Each record below should be output verbatim, without pictures.

Extracted data entries
-- Begin --
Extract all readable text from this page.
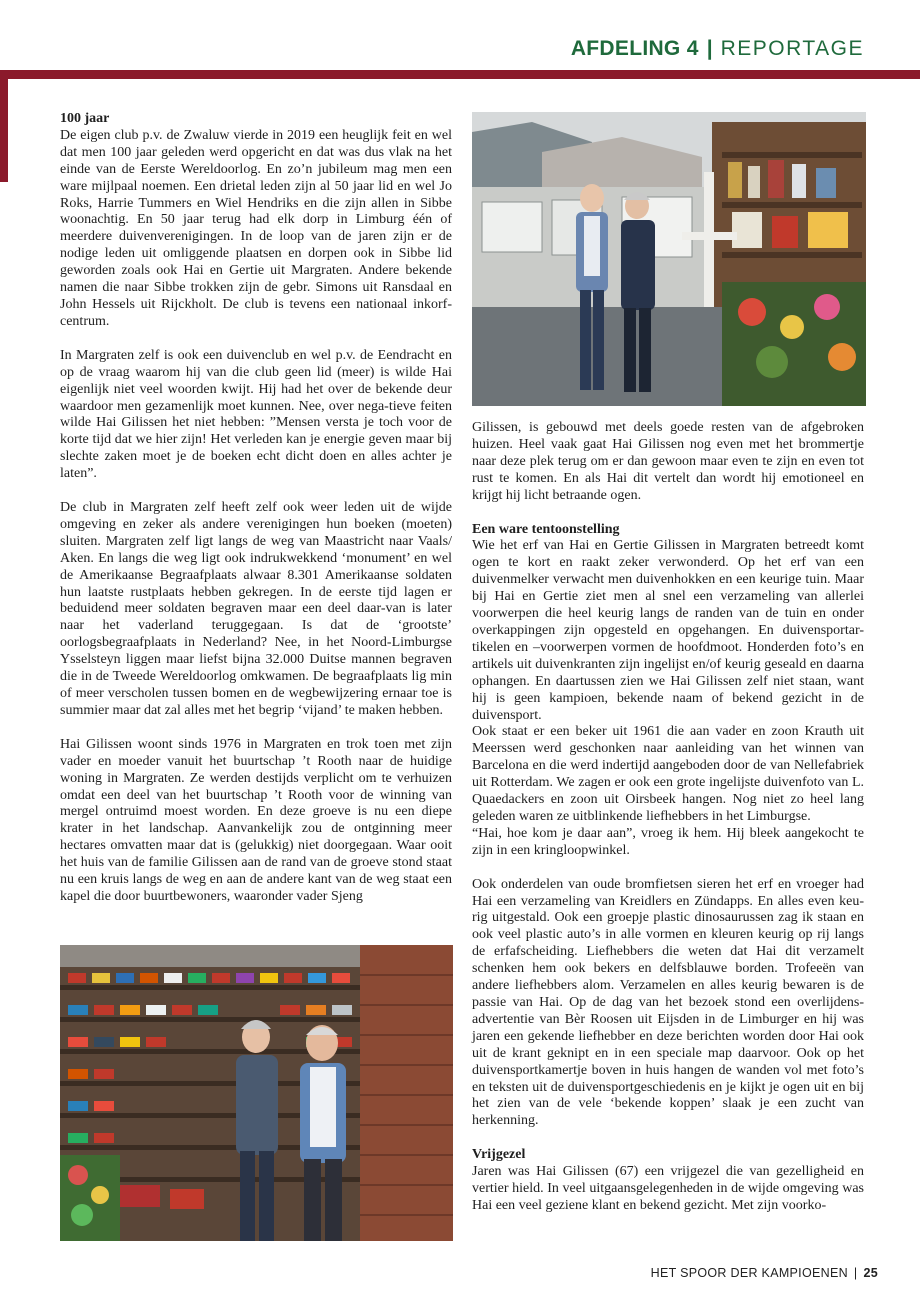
AFDELING 4 | REPORTAGE

100 jaar

De eigen club p.v. de Zwaluw vierde in 2019 een heuglijk feit en wel dat men 100 jaar geleden werd opgericht en dat was dus vlak na het einde van de Eerste Wereldoorlog. En zo’n jubileum mag men een ware mijlpaal noemen. Een drietal leden zijn al 50 jaar lid en wel Jo Roks, Harrie Tummers en Wiel Hendriks en die zijn allen in Sibbe woonachtig. En 50 jaar terug had elk dorp in Limburg één of meerdere duivenverenigingen. In de loop van de jaren zijn er de nodige leden uit omliggende plaatsen en dorpen ook in Sibbe lid geworden zoals ook Hai en Gertie uit Margraten. Andere bekende namen die naar Sibbe trokken zijn de gebr. Simons uit Ransdaal en John Hessels uit Rijckholt. De club is tevens een nationaal inkorf-centrum.

In Margraten zelf is ook een duivenclub en wel p.v. de Eendracht en op de vraag waarom hij van die club geen lid (meer) is wilde Hai eigenlijk niet veel woorden kwijt. Hij had het over de bekende deur waardoor men gezamenlijk moet kunnen. Nee, over nega-tieve feiten wilde Hai Gilissen het niet hebben: ”Mensen versta je toch voor de korte tijd dat we hier zijn! Het verleden kan je energie geven maar bij slechte zaken moet je de boeken echt dicht doen en alles achter je laten”.

De club in Margraten zelf heeft zelf ook weer leden uit de wijde omgeving en zeker als andere verenigingen hun boeken (moeten) sluiten. Margraten zelf ligt langs de weg van Maastricht naar Vaals/ Aken. En langs die weg ligt ook indrukwekkend ‘monument’ en wel de Amerikaanse Begraafplaats alwaar 8.301 Amerikaanse soldaten hun laatste rustplaats hebben gekregen. In de eerste tijd lagen er beduidend meer soldaten begraven maar een deel daar-van is later naar het vaderland teruggegaan. Is dat de ‘grootste’ oorlogsbegraafplaats in Nederland? Nee, in het Noord-Limburgse Ysselsteyn liggen maar liefst bijna 32.000 Duitse mannen begraven die in de Tweede Wereldoorlog omkwamen. De begraafplaats lig min of meer verscholen tussen bomen en de wegbewijzering ernaar toe is summier maar dat zal alles met het begrip ‘vijand’ te maken hebben.

Hai Gilissen woont sinds 1976 in Margraten en trok toen met zijn vader en moeder vanuit het buurtschap ’t Rooth naar de huidige woning in Margraten. Ze werden destijds verplicht om te verhuizen omdat een deel van het buurtschap ’t Rooth voor de winning van mergel ontruimd moest worden. En deze groeve is nu een diepe krater in het landschap. Aanvankelijk zou de ontginning meer hectares omvatten maar dat is (gelukkig) niet doorgegaan. Waar ooit het huis van de familie Gilissen aan de rand van de groeve stond staat nu een kruis langs de weg en aan de andere kant van de weg staat een kapel die door buurtbewoners, waaronder vader Sjeng

Gilissen, is gebouwd met deels goede resten van de afgebroken huizen. Heel vaak gaat Hai Gilissen nog even met het brommertje naar deze plek terug om er dan gewoon maar even te zijn en even tot rust te komen. En als Hai dit vertelt dan wordt hij emotioneel en krijgt hij licht betraande ogen.

Een ware tentoonstelling

Wie het erf van Hai en Gertie Gilissen in Margraten betreedt komt ogen te kort en raakt zeker verwonderd. Op het erf van een duivenmelker verwacht men duivenhokken en een keurige tuin. Maar bij Hai en Gertie ziet men al snel een verzameling van allerlei voorwerpen die heel keurig langs de randen van de tuin en onder overkappingen zijn opgesteld en opgehangen. En duivensportar-tikelen en –voorwerpen vormen de hoofdmoot. Honderden foto’s en artikels uit duivenkranten zijn ingelijst en/of keurig geseald en daarna ophangen. En daartussen zien we Hai Gilissen zelf niet staan, want hij is geen kampioen, bekende naam of bekend gezicht in de duivensport.

Ook staat er een beker uit 1961 die aan vader en zoon Krauth uit Meerssen werd geschonken naar aanleiding van het winnen van Barcelona en die werd indertijd aangeboden door de van Nellefabriek uit Rotterdam. We zagen er ook een grote ingelijste duivenfoto van L. Quaedackers en zoon uit Oirsbeek hangen. Nog niet zo heel lang geleden waren ze uitblinkende liefhebbers in het Limburgse.

“Hai, hoe kom je daar aan”, vroeg ik hem. Hij bleek aangekocht te zijn in een kringloopwinkel.

Ook onderdelen van oude bromfietsen sieren het erf en vroeger had Hai een verzameling van Kreidlers en Zündapps. En alles even keu-rig uitgestald. Ook een groepje plastic dinosaurussen zag ik staan en ook veel plastic auto’s in alle vormen en kleuren keurig op rij langs de erfafscheiding. Liefhebbers die weten dat Hai dit verzamelt schenken hem ook bekers en delfsblauwe borden. Trofeeën van andere liefhebbers alom. Verzamelen en alles keurig bewaren is de passie van Hai. Op de dag van het bezoek stond een overlijdens-advertentie van Bèr Roosen uit Eijsden in de Limburger en hij was jaren een gekende liefhebber en deze berichten worden door Hai ook uit de krant geknipt en in een speciale map daarvoor. Ook op het duivensportkamertje boven in huis hangen de wanden vol met foto’s en teksten uit de duivensportgeschiedenis en je kijkt je ogen uit en bij het zien van de vele ‘bekende koppen’ slaak je een zucht van herkenning.

Vrijgezel

Jaren was Hai Gilissen (67) een vrijgezel die van gezelligheid en vertier hield. In veel uitgaansgelegenheden in de wijde omgeving was Hai een veel geziene klant en bekend gezicht. Met zijn voorko-

HET SPOOR DER KAMPIOENEN | 25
-- End --
* [Written response]:
Extract all readable text from this page.
AFDELING 4 | REPORTAGE

100 jaar

De eigen club p.v. de Zwaluw vierde in 2019 een heuglijk feit en wel dat men 100 jaar geleden werd opgericht en dat was dus vlak na het einde van de Eerste Wereldoorlog. En zo’n jubileum mag men een ware mijlpaal noemen. Een drietal leden zijn al 50 jaar lid en wel Jo Roks, Harrie Tummers en Wiel Hendriks en die zijn allen in Sibbe woonachtig. En 50 jaar terug had elk dorp in Limburg één of meerdere duivenverenigingen. In de loop van de jaren zijn er de nodige leden uit omliggende plaatsen en dorpen ook in Sibbe lid geworden zoals ook Hai en Gertie uit Margraten. Andere bekende namen die naar Sibbe trokken zijn de gebr. Simons uit Ransdaal en John Hessels uit Rijckholt. De club is tevens een nationaal inkorf-centrum.

In Margraten zelf is ook een duivenclub en wel p.v. de Eendracht en op de vraag waarom hij van die club geen lid (meer) is wilde Hai eigenlijk niet veel woorden kwijt. Hij had het over de bekende deur waardoor men gezamenlijk moet kunnen. Nee, over nega-tieve feiten wilde Hai Gilissen het niet hebben: ”Mensen versta je toch voor de korte tijd dat we hier zijn! Het verleden kan je energie geven maar bij slechte zaken moet je de boeken echt dicht doen en alles achter je laten”.

De club in Margraten zelf heeft zelf ook weer leden uit de wijde omgeving en zeker als andere verenigingen hun boeken (moeten) sluiten. Margraten zelf ligt langs de weg van Maastricht naar Vaals/ Aken. En langs die weg ligt ook indrukwekkend ‘monument’ en wel de Amerikaanse Begraafplaats alwaar 8.301 Amerikaanse soldaten hun laatste rustplaats hebben gekregen. In de eerste tijd lagen er beduidend meer soldaten begraven maar een deel daar-van is later naar het vaderland teruggegaan. Is dat de ‘grootste’ oorlogsbegraafplaats in Nederland? Nee, in het Noord-Limburgse Ysselsteyn liggen maar liefst bijna 32.000 Duitse mannen begraven die in de Tweede Wereldoorlog omkwamen. De begraafplaats lig min of meer verscholen tussen bomen en de wegbewijzering ernaar toe is summier maar dat zal alles met het begrip ‘vijand’ te maken hebben.

Hai Gilissen woont sinds 1976 in Margraten en trok toen met zijn vader en moeder vanuit het buurtschap ’t Rooth naar de huidige woning in Margraten. Ze werden destijds verplicht om te verhuizen omdat een deel van het buurtschap ’t Rooth voor de winning van mergel ontruimd moest worden. En deze groeve is nu een diepe krater in het landschap. Aanvankelijk zou de ontginning meer hectares omvatten maar dat is (gelukkig) niet doorgegaan. Waar ooit het huis van de familie Gilissen aan de rand van de groeve stond staat nu een kruis langs de weg en aan de andere kant van de weg staat een kapel die door buurtbewoners, waaronder vader Sjeng

Gilissen, is gebouwd met deels goede resten van de afgebroken huizen. Heel vaak gaat Hai Gilissen nog even met het brommertje naar deze plek terug om er dan gewoon maar even te zijn en even tot rust te komen. En als Hai dit vertelt dan wordt hij emotioneel en krijgt hij licht betraande ogen.

Een ware tentoonstelling

Wie het erf van Hai en Gertie Gilissen in Margraten betreedt komt ogen te kort en raakt zeker verwonderd. Op het erf van een duivenmelker verwacht men duivenhokken en een keurige tuin. Maar bij Hai en Gertie ziet men al snel een verzameling van allerlei voorwerpen die heel keurig langs de randen van de tuin en onder overkappingen zijn opgesteld en opgehangen. En duivensportar-tikelen en –voorwerpen vormen de hoofdmoot. Honderden foto’s en artikels uit duivenkranten zijn ingelijst en/of keurig geseald en daarna ophangen. En daartussen zien we Hai Gilissen zelf niet staan, want hij is geen kampioen, bekende naam of bekend gezicht in de duivensport.

Ook staat er een beker uit 1961 die aan vader en zoon Krauth uit Meerssen werd geschonken naar aanleiding van het winnen van Barcelona en die werd indertijd aangeboden door de van Nellefabriek uit Rotterdam. We zagen er ook een grote ingelijste duivenfoto van L. Quaedackers en zoon uit Oirsbeek hangen. Nog niet zo heel lang geleden waren ze uitblinkende liefhebbers in het Limburgse.

“Hai, hoe kom je daar aan”, vroeg ik hem. Hij bleek aangekocht te zijn in een kringloopwinkel.

Ook onderdelen van oude bromfietsen sieren het erf en vroeger had Hai een verzameling van Kreidlers en Zündapps. En alles even keu-rig uitgestald. Ook een groepje plastic dinosaurussen zag ik staan en ook veel plastic auto’s in alle vormen en kleuren keurig op rij langs de erfafscheiding. Liefhebbers die weten dat Hai dit verzamelt schenken hem ook bekers en delfsblauwe borden. Trofeeën van andere liefhebbers alom. Verzamelen en alles keurig bewaren is de passie van Hai. Op de dag van het bezoek stond een overlijdens-advertentie van Bèr Roosen uit Eijsden in de Limburger en hij was jaren een gekende liefhebber en deze berichten worden door Hai ook uit de krant geknipt en in een speciale map daarvoor. Ook op het duivensportkamertje boven in huis hangen de wanden vol met foto’s en teksten uit de duivensportgeschiedenis en je kijkt je ogen uit en bij het zien van de vele ‘bekende koppen’ slaak je een zucht van herkenning.

Vrijgezel

Jaren was Hai Gilissen (67) een vrijgezel die van gezelligheid en vertier hield. In veel uitgaansgelegenheden in de wijde omgeving was Hai een veel geziene klant en bekend gezicht. Met zijn voorko-

HET SPOOR DER KAMPIOENEN | 25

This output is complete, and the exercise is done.